>> START Records for processing
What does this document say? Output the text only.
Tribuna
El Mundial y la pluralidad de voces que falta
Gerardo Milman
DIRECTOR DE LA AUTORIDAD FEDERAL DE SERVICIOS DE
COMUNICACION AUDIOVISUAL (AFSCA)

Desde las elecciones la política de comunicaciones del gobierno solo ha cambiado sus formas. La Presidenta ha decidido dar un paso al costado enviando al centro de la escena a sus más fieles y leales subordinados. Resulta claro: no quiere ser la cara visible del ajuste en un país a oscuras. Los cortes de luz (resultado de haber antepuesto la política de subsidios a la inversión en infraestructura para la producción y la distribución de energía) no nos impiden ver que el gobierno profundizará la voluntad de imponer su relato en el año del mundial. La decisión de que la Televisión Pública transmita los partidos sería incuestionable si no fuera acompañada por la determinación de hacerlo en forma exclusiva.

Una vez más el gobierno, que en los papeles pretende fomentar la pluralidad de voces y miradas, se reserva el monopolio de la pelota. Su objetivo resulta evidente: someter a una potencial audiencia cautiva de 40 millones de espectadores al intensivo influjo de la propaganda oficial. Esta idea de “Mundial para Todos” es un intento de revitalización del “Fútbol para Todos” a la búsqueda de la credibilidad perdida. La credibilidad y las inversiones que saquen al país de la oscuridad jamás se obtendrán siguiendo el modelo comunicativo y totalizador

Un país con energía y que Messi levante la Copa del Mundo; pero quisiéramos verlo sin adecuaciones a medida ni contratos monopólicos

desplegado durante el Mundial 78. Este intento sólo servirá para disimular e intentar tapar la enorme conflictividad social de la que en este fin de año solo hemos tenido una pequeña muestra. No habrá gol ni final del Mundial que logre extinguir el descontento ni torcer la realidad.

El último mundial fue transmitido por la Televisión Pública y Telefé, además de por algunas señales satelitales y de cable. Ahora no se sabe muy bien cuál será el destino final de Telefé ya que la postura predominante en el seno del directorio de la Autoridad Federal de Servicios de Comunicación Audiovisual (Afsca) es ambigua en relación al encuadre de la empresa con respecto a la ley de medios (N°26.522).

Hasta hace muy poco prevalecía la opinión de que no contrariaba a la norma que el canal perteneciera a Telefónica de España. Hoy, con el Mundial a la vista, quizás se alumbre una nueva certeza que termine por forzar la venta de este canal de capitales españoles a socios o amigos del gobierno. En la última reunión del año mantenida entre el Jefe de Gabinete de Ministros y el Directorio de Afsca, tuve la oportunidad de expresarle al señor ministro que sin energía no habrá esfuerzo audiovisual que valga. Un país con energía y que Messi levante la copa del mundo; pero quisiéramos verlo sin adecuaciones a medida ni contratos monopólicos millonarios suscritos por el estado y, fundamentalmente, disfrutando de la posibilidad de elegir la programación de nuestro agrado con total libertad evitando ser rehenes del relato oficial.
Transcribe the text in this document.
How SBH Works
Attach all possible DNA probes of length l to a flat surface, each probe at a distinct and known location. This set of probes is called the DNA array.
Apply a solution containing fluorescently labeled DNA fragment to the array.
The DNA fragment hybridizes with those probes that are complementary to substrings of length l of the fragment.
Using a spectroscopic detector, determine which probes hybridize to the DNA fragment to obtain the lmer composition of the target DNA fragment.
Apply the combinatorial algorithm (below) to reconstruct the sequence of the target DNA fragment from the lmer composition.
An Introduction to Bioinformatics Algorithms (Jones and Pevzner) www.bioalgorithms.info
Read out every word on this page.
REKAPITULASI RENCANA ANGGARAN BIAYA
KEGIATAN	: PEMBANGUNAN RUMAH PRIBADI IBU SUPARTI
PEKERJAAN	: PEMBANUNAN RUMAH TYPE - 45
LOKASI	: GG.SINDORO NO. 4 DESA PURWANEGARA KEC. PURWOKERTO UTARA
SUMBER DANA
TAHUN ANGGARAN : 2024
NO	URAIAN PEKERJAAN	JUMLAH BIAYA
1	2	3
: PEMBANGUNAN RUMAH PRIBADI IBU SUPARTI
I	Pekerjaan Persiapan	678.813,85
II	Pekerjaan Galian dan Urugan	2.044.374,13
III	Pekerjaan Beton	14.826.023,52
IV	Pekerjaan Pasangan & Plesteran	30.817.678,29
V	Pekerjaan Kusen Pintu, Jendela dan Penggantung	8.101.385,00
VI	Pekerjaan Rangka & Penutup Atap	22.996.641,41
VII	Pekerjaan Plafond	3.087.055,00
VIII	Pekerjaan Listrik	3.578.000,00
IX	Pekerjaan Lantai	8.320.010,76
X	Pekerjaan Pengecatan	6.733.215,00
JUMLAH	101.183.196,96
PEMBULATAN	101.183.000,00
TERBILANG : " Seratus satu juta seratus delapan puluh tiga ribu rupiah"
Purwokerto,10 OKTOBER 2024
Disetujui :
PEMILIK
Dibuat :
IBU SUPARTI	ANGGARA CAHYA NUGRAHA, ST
>> END Records for processing
* Request
Each entry above is to be quoted exactly.

* Full response
What does this document say? Output the text only.
Tribuna
El Mundial y la pluralidad de voces que falta
Gerardo Milman
DIRECTOR DE LA AUTORIDAD FEDERAL DE SERVICIOS DE
COMUNICACION AUDIOVISUAL (AFSCA)

Desde las elecciones la política de comunicaciones del gobierno solo ha cambiado sus formas. La Presidenta ha decidido dar un paso al costado enviando al centro de la escena a sus más fieles y leales subordinados. Resulta claro: no quiere ser la cara visible del ajuste en un país a oscuras. Los cortes de luz (resultado de haber antepuesto la política de subsidios a la inversión en infraestructura para la producción y la distribución de energía) no nos impiden ver que el gobierno profundizará la voluntad de imponer su relato en el año del mundial. La decisión de que la Televisión Pública transmita los partidos sería incuestionable si no fuera acompañada por la determinación de hacerlo en forma exclusiva.

Una vez más el gobierno, que en los papeles pretende fomentar la pluralidad de voces y miradas, se reserva el monopolio de la pelota. Su objetivo resulta evidente: someter a una potencial audiencia cautiva de 40 millones de espectadores al intensivo influjo de la propaganda oficial. Esta idea de “Mundial para Todos” es un intento de revitalización del “Fútbol para Todos” a la búsqueda de la credibilidad perdida. La credibilidad y las inversiones que saquen al país de la oscuridad jamás se obtendrán siguiendo el modelo comunicativo y totalizador

Un país con energía y que Messi levante la Copa del Mundo; pero quisiéramos verlo sin adecuaciones a medida ni contratos monopólicos

desplegado durante el Mundial 78. Este intento sólo servirá para disimular e intentar tapar la enorme conflictividad social de la que en este fin de año solo hemos tenido una pequeña muestra. No habrá gol ni final del Mundial que logre extinguir el descontento ni torcer la realidad.

El último mundial fue transmitido por la Televisión Pública y Telefé, además de por algunas señales satelitales y de cable. Ahora no se sabe muy bien cuál será el destino final de Telefé ya que la postura predominante en el seno del directorio de la Autoridad Federal de Servicios de Comunicación Audiovisual (Afsca) es ambigua en relación al encuadre de la empresa con respecto a la ley de medios (N°26.522).

Hasta hace muy poco prevalecía la opinión de que no contrariaba a la norma que el canal perteneciera a Telefónica de España. Hoy, con el Mundial a la vista, quizás se alumbre una nueva certeza que termine por forzar la venta de este canal de capitales españoles a socios o amigos del gobierno. En la última reunión del año mantenida entre el Jefe de Gabinete de Ministros y el Directorio de Afsca, tuve la oportunidad de expresarle al señor ministro que sin energía no habrá esfuerzo audiovisual que valga. Un país con energía y que Messi levante la copa del mundo; pero quisiéramos verlo sin adecuaciones a medida ni contratos monopólicos millonarios suscritos por el estado y, fundamentalmente, disfrutando de la posibilidad de elegir la programación de nuestro agrado con total libertad evitando ser rehenes del relato oficial.
Transcribe the text in this document.
How SBH Works
Attach all possible DNA probes of length l to a flat surface, each probe at a distinct and known location. This set of probes is called the DNA array.
Apply a solution containing fluorescently labeled DNA fragment to the array.
The DNA fragment hybridizes with those probes that are complementary to substrings of length l of the fragment.
Using a spectroscopic detector, determine which probes hybridize to the DNA fragment to obtain the lmer composition of the target DNA fragment.
Apply the combinatorial algorithm (below) to reconstruct the sequence of the target DNA fragment from the lmer composition.
An Introduction to Bioinformatics Algorithms (Jones and Pevzner) www.bioalgorithms.info
Read out every word on this page.
REKAPITULASI RENCANA ANGGARAN BIAYA
KEGIATAN	: PEMBANGUNAN RUMAH PRIBADI IBU SUPARTI
PEKERJAAN	: PEMBANUNAN RUMAH TYPE - 45
LOKASI	: GG.SINDORO NO. 4 DESA PURWANEGARA KEC. PURWOKERTO UTARA
SUMBER DANA
TAHUN ANGGARAN : 2024
NO	URAIAN PEKERJAAN	JUMLAH BIAYA
1	2	3
: PEMBANGUNAN RUMAH PRIBADI IBU SUPARTI
I	Pekerjaan Persiapan	678.813,85
II	Pekerjaan Galian dan Urugan	2.044.374,13
III	Pekerjaan Beton	14.826.023,52
IV	Pekerjaan Pasangan & Plesteran	30.817.678,29
V	Pekerjaan Kusen Pintu, Jendela dan Penggantung	8.101.385,00
VI	Pekerjaan Rangka & Penutup Atap	22.996.641,41
VII	Pekerjaan Plafond	3.087.055,00
VIII	Pekerjaan Listrik	3.578.000,00
IX	Pekerjaan Lantai	8.320.010,76
X	Pekerjaan Pengecatan	6.733.215,00
JUMLAH	101.183.196,96
PEMBULATAN	101.183.000,00
TERBILANG : " Seratus satu juta seratus delapan puluh tiga ribu rupiah"
Purwokerto,10 OKTOBER 2024
Disetujui :
PEMILIK
Dibuat :
IBU SUPARTI	ANGGARA CAHYA NUGRAHA, ST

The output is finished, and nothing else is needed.